(Saved entries)

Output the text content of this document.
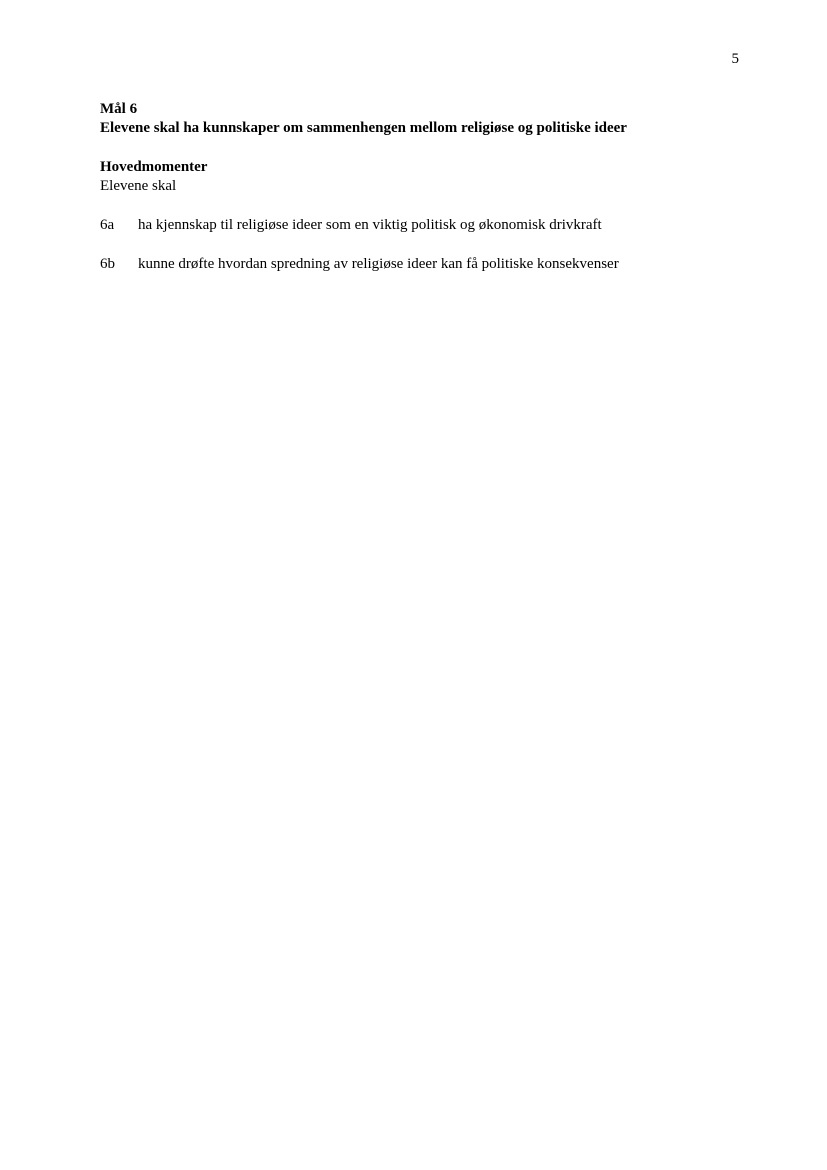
5
Mål 6
Elevene skal ha kunnskaper om sammenhengen mellom religiøse og politiske ideer
Hovedmomenter
Elevene skal
6a	ha kjennskap til religiøse ideer som en viktig politisk og økonomisk drivkraft
6b	kunne drøfte hvordan spredning av religiøse ideer kan få politiske konsekvenser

**PROBLEM STATEMENT:** Reproduce the entries above word for word. Pictures stay out.

**WRITTEN SOLUTION:**
Output the text content of this document.
5
Mål 6
Elevene skal ha kunnskaper om sammenhengen mellom religiøse og politiske ideer
Hovedmomenter
Elevene skal
6a	ha kjennskap til religiøse ideer som en viktig politisk og økonomisk drivkraft
6b	kunne drøfte hvordan spredning av religiøse ideer kan få politiske konsekvenser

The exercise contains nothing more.